WHAT THE EXERCISE ASKS —
Copy each line containing the word "pueden" from the records that follow, please.

STORED RECORDS —
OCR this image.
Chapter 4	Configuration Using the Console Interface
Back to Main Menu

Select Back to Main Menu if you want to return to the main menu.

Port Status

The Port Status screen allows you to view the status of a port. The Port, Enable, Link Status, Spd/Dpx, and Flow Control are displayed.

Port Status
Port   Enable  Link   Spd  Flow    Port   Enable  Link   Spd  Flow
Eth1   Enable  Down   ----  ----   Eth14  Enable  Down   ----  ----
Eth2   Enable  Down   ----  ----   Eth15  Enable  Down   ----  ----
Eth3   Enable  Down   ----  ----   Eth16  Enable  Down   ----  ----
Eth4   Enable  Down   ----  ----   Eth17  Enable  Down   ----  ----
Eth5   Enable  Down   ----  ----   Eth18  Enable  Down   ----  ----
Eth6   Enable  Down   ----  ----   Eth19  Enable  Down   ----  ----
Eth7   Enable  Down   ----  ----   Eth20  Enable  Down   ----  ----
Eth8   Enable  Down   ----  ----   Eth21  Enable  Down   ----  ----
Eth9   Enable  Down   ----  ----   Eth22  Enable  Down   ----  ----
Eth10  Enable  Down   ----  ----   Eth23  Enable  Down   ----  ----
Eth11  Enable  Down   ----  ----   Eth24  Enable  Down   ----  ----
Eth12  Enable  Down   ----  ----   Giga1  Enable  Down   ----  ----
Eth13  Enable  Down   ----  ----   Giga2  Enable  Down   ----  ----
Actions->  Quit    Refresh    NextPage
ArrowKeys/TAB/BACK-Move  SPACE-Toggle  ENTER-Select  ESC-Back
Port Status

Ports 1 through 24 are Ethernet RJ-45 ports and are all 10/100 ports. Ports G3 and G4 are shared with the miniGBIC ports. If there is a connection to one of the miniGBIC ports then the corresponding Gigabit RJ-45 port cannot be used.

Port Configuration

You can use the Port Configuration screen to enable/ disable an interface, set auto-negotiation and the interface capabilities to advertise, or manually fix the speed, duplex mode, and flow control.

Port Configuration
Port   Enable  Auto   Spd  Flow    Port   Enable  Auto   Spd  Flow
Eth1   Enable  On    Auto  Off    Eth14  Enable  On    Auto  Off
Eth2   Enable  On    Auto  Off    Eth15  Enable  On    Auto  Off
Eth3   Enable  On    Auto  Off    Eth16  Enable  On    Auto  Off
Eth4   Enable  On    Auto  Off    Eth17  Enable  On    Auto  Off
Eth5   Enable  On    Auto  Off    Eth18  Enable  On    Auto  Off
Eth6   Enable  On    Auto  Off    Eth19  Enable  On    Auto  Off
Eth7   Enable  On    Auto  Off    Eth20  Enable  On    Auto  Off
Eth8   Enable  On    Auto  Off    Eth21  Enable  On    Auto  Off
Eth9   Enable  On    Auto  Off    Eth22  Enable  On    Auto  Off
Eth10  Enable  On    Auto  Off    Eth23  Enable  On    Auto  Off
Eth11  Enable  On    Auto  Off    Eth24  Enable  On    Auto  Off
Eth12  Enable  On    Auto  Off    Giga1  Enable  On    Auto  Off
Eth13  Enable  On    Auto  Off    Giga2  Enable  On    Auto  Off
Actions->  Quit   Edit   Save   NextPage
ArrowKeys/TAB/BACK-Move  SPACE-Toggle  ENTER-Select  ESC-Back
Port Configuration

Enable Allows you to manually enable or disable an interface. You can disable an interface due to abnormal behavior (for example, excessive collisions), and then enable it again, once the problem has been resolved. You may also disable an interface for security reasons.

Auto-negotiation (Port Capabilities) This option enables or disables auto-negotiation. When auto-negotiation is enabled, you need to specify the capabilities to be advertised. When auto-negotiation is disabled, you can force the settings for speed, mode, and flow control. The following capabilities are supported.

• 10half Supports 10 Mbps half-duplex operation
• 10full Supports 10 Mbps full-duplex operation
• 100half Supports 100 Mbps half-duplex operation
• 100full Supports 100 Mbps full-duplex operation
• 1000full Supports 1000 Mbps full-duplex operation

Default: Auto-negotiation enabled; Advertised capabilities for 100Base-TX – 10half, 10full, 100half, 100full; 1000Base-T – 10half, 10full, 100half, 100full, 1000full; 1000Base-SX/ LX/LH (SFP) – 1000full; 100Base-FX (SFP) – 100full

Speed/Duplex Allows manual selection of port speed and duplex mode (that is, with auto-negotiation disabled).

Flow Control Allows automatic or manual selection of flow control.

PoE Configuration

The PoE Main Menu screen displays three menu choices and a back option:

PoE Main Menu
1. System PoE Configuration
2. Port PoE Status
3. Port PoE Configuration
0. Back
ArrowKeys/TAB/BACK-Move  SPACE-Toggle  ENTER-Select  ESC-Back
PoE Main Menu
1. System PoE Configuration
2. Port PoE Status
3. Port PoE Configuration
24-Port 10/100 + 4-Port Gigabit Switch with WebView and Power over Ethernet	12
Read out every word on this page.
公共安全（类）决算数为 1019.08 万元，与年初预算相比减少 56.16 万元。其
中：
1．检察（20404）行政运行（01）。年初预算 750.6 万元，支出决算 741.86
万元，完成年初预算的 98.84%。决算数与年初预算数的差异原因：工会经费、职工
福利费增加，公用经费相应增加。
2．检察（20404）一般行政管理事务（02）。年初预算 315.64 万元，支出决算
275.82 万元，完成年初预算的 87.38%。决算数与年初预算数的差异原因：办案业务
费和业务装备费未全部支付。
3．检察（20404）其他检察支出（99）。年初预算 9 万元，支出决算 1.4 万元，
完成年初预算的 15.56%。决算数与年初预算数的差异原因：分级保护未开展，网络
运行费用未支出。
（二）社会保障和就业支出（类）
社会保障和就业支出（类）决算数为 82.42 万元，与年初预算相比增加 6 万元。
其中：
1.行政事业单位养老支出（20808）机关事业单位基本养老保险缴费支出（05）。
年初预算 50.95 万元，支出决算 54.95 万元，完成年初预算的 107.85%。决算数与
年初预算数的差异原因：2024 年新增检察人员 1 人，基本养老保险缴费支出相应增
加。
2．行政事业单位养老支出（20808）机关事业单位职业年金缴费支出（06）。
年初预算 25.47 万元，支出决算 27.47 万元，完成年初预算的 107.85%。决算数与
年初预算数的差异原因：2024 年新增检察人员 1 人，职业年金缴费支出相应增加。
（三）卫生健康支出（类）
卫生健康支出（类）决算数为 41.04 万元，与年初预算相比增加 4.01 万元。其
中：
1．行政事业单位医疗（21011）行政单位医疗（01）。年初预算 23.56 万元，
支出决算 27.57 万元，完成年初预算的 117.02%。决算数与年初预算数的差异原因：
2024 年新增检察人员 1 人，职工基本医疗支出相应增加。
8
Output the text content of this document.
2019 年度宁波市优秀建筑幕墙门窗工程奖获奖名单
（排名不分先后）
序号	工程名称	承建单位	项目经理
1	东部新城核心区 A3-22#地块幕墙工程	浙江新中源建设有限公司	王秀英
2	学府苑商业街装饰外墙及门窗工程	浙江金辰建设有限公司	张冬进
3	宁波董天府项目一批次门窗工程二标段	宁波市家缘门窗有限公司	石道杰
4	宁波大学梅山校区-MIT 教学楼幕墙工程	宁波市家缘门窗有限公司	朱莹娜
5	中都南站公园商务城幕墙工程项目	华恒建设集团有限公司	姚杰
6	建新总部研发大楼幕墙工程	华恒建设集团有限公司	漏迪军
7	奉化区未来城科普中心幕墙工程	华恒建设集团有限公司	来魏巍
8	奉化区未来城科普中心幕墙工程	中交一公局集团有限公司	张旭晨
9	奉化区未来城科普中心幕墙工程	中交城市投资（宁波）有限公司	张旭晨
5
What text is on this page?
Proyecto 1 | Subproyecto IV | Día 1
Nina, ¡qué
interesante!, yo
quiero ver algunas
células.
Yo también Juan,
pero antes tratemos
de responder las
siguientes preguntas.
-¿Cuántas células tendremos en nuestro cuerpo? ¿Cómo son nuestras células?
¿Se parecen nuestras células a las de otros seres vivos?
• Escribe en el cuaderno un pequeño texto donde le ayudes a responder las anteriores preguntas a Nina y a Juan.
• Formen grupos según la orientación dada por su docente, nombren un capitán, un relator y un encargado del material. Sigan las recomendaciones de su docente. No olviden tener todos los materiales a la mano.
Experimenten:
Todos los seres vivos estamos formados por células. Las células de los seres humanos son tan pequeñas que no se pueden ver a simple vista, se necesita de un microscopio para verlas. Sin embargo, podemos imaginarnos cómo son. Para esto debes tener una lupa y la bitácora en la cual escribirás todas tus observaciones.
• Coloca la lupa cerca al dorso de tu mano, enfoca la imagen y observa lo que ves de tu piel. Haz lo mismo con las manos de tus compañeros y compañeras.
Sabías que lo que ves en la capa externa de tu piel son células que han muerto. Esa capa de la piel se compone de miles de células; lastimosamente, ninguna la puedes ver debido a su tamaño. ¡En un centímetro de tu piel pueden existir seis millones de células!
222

IN RESPONSE —
Todos los seres vivos estamos formados por células. Las células de los seres humanos son tan pequeñas que no se pueden ver a simple vista, se necesita de un microscopio para verlas. Sin embargo, podemos imaginarnos cómo son. Para esto debes tener una lupa y la bitácora en la cual escribirás todas tus observaciones.
Sabías que lo que ves en la capa externa de tu piel son células que han muerto. Esa capa de la piel se compone de miles de células; lastimosamente, ninguna la puedes ver debido a su tamaño. ¡En un centímetro de tu piel pueden existir seis millones de células!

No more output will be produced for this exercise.